[Available records]
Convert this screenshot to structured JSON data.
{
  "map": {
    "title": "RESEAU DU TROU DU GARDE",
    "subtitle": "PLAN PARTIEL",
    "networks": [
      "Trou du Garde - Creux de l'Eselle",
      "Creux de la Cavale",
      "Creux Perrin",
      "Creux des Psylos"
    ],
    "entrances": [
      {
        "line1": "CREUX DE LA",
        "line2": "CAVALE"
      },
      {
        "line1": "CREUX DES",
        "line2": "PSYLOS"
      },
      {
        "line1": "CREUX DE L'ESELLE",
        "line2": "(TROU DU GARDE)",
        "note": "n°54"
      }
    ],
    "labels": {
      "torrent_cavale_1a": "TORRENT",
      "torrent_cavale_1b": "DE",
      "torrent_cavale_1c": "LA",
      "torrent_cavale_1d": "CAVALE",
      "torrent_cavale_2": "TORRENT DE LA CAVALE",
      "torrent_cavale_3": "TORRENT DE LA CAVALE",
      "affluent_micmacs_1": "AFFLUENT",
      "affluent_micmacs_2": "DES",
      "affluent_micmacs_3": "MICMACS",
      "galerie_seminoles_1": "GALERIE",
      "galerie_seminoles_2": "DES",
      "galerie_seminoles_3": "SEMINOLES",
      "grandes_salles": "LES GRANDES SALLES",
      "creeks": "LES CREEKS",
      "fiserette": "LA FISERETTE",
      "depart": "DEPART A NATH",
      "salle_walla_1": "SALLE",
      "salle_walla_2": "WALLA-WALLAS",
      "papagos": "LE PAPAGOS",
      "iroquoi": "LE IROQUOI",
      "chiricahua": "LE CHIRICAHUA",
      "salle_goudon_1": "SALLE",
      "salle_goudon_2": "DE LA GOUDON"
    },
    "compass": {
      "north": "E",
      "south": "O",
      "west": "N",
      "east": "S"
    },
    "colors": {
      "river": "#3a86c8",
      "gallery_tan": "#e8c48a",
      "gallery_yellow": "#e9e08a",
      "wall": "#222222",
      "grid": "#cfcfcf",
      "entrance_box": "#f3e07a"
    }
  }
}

[Description of the task] Reproduce each entry word for word.

[The output]
Convert this screenshot to structured JSON data.
{
  "map": {
    "title": "RESEAU DU TROU DU GARDE",
    "subtitle": "PLAN PARTIEL",
    "networks": [
      "Trou du Garde - Creux de l'Eselle",
      "Creux de la Cavale",
      "Creux Perrin",
      "Creux des Psylos"
    ],
    "entrances": [
      {
        "line1": "CREUX DE LA",
        "line2": "CAVALE"
      },
      {
        "line1": "CREUX DES",
        "line2": "PSYLOS"
      },
      {
        "line1": "CREUX DE L'ESELLE",
        "line2": "(TROU DU GARDE)",
        "note": "n°54"
      }
    ],
    "labels": {
      "torrent_cavale_1a": "TORRENT",
      "torrent_cavale_1b": "DE",
      "torrent_cavale_1c": "LA",
      "torrent_cavale_1d": "CAVALE",
      "torrent_cavale_2": "TORRENT DE LA CAVALE",
      "torrent_cavale_3": "TORRENT DE LA CAVALE",
      "affluent_micmacs_1": "AFFLUENT",
      "affluent_micmacs_2": "DES",
      "affluent_micmacs_3": "MICMACS",
      "galerie_seminoles_1": "GALERIE",
      "galerie_seminoles_2": "DES",
      "galerie_seminoles_3": "SEMINOLES",
      "grandes_salles": "LES GRANDES SALLES",
      "creeks": "LES CREEKS",
      "fiserette": "LA FISERETTE",
      "depart": "DEPART A NATH",
      "salle_walla_1": "SALLE",
      "salle_walla_2": "WALLA-WALLAS",
      "papagos": "LE PAPAGOS",
      "iroquoi": "LE IROQUOI",
      "chiricahua": "LE CHIRICAHUA",
      "salle_goudon_1": "SALLE",
      "salle_goudon_2": "DE LA GOUDON"
    },
    "compass": {
      "north": "E",
      "south": "O",
      "west": "N",
      "east": "S"
    },
    "colors": {
      "river": "#3a86c8",
      "gallery_tan": "#e8c48a",
      "gallery_yellow": "#e9e08a",
      "wall": "#222222",
      "grid": "#cfcfcf",
      "entrance_box": "#f3e07a"
    }
  }
}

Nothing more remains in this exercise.